_To be done_.
Pick out each line below containing "sklearn".

_Data section_.
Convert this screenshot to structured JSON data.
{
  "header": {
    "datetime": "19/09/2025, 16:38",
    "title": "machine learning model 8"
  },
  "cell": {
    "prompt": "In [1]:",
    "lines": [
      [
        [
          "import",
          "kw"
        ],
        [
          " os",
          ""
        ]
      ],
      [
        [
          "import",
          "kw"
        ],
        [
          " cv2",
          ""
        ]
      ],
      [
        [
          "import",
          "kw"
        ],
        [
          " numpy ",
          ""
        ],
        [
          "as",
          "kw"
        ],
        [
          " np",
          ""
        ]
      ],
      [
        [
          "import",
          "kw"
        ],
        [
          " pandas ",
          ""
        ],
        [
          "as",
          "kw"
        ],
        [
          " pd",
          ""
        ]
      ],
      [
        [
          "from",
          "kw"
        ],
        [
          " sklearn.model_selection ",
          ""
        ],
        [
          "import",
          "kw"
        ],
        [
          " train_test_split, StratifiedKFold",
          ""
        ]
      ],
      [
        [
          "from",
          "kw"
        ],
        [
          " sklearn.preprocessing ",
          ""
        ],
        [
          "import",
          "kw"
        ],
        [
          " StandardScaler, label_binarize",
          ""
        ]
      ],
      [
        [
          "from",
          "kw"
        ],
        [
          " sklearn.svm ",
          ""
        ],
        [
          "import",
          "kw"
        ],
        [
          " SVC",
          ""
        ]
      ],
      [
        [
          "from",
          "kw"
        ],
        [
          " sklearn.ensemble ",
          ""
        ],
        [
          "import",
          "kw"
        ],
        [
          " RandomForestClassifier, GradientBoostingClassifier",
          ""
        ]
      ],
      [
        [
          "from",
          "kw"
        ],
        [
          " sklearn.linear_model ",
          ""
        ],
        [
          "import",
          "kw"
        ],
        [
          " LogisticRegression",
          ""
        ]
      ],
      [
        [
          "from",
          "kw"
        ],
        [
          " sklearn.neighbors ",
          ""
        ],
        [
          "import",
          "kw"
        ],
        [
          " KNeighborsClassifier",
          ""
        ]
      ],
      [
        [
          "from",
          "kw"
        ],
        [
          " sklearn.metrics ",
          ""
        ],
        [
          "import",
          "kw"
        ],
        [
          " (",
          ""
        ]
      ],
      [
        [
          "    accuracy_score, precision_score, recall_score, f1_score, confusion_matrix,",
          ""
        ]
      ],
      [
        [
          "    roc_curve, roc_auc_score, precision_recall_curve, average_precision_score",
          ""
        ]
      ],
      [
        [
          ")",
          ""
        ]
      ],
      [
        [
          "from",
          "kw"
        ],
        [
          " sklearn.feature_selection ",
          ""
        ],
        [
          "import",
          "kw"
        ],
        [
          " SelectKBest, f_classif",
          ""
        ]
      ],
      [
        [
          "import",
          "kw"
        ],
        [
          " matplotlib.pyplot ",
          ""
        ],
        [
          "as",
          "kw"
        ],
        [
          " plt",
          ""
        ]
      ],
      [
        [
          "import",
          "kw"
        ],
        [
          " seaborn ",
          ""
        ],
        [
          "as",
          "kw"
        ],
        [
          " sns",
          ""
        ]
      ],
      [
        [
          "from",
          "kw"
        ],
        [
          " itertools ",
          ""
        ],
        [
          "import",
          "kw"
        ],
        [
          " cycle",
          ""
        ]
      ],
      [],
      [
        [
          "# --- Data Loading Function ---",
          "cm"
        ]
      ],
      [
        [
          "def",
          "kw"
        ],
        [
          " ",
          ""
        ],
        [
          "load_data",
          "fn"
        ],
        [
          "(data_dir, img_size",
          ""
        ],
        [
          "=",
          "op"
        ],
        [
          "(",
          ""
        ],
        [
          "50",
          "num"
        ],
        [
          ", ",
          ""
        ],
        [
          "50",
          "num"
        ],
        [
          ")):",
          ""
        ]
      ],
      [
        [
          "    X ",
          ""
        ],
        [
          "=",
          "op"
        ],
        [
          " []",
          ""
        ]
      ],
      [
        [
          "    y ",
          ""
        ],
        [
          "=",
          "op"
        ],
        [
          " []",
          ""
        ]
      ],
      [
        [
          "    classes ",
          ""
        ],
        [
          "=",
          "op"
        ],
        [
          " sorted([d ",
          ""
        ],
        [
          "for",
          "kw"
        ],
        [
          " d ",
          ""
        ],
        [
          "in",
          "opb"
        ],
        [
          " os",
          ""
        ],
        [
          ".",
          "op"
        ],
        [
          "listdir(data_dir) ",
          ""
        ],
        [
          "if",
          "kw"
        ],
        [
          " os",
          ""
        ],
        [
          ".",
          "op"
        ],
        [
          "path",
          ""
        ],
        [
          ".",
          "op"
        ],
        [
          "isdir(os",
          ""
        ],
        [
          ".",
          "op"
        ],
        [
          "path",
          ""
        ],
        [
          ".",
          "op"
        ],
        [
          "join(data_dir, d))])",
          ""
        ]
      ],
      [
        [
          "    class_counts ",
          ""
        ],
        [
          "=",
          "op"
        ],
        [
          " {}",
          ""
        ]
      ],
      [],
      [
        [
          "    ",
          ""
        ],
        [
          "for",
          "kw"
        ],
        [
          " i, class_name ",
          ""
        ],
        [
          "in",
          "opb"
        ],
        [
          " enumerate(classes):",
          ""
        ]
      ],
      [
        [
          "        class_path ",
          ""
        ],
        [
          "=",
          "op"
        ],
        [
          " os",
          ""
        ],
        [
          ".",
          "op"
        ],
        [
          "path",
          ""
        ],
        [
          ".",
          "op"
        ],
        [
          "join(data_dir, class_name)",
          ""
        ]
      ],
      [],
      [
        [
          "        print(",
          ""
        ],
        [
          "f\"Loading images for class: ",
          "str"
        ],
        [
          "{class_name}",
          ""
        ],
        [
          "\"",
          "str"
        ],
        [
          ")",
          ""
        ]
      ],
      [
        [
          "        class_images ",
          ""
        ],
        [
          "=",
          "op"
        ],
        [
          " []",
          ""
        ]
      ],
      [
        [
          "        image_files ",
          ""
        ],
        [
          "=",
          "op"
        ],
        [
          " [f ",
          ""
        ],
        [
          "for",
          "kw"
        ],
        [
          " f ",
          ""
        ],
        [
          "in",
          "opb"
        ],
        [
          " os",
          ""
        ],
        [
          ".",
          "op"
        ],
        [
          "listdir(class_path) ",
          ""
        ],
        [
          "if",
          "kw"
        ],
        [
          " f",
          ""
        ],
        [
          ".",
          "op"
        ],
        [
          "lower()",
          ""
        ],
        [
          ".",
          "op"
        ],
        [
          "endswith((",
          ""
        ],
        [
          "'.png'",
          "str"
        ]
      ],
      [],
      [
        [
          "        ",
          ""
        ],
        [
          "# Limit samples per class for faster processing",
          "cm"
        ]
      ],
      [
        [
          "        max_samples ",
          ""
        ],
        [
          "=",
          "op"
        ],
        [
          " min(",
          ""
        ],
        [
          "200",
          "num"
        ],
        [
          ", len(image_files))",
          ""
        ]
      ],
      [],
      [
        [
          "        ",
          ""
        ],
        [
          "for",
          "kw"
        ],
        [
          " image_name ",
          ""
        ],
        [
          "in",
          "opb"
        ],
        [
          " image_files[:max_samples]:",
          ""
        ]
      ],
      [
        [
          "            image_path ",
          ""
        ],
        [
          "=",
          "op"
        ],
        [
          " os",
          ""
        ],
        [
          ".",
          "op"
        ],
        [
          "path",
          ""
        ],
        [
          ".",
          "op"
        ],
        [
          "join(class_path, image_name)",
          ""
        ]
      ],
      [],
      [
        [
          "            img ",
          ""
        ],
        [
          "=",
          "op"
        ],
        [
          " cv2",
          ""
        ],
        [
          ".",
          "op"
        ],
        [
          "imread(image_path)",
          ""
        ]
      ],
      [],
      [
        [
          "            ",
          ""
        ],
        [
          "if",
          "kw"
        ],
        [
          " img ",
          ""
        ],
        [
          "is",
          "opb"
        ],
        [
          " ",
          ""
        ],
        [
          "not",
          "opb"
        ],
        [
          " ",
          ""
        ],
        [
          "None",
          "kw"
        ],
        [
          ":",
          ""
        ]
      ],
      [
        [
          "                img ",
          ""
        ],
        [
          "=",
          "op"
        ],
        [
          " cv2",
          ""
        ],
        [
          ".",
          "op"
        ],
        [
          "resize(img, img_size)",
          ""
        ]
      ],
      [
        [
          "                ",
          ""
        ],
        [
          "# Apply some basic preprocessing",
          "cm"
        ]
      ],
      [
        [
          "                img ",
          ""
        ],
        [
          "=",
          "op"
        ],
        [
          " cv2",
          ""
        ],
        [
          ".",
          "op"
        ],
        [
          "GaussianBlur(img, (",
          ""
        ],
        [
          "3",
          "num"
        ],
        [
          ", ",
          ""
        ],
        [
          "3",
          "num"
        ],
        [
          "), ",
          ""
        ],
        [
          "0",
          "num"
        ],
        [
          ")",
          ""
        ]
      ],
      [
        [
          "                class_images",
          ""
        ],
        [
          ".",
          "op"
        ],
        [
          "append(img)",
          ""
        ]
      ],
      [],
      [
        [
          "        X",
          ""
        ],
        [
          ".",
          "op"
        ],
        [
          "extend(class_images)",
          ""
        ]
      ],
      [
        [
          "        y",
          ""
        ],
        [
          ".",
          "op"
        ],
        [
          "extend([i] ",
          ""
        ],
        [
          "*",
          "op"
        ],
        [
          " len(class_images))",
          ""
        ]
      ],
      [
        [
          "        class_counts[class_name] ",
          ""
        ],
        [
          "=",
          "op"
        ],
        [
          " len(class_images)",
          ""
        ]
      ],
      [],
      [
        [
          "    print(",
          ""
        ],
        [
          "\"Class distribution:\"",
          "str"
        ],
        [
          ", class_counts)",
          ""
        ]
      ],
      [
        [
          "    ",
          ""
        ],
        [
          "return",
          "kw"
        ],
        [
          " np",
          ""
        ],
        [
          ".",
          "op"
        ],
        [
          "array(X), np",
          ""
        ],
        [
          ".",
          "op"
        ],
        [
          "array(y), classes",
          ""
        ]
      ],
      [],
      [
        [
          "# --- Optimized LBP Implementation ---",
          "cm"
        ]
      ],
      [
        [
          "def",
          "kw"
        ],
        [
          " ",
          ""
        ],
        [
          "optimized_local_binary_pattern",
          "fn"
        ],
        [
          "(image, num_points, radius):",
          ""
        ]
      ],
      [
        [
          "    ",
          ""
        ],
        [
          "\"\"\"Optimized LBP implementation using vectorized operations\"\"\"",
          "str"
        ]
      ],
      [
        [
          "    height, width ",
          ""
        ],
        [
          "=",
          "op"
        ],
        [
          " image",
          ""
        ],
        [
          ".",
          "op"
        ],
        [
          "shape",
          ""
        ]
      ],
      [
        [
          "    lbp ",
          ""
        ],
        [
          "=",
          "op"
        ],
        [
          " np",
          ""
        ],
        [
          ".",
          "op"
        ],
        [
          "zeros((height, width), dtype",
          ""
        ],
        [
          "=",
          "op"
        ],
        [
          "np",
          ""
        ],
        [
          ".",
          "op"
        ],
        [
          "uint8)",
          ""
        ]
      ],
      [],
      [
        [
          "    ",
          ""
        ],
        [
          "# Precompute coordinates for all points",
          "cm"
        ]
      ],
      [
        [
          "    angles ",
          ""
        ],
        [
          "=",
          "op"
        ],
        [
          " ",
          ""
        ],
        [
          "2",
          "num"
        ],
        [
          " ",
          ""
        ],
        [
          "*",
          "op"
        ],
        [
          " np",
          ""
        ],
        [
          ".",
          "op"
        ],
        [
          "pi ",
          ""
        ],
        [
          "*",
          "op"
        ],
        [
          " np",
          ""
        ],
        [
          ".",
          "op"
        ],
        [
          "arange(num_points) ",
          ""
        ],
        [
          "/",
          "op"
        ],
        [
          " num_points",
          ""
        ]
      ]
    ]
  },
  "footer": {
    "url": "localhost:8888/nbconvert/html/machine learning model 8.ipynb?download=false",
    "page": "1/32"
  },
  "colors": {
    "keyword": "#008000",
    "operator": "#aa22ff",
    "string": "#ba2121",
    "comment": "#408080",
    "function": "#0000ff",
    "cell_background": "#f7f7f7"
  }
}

_Completed exercise_.
          " sklearn.model_selection ",
          " sklearn.preprocessing ",
          " sklearn.svm ",
          " sklearn.ensemble ",
          " sklearn.linear_model ",
          " sklearn.neighbors ",
          " sklearn.metrics ",
          " sklearn.feature_selection ",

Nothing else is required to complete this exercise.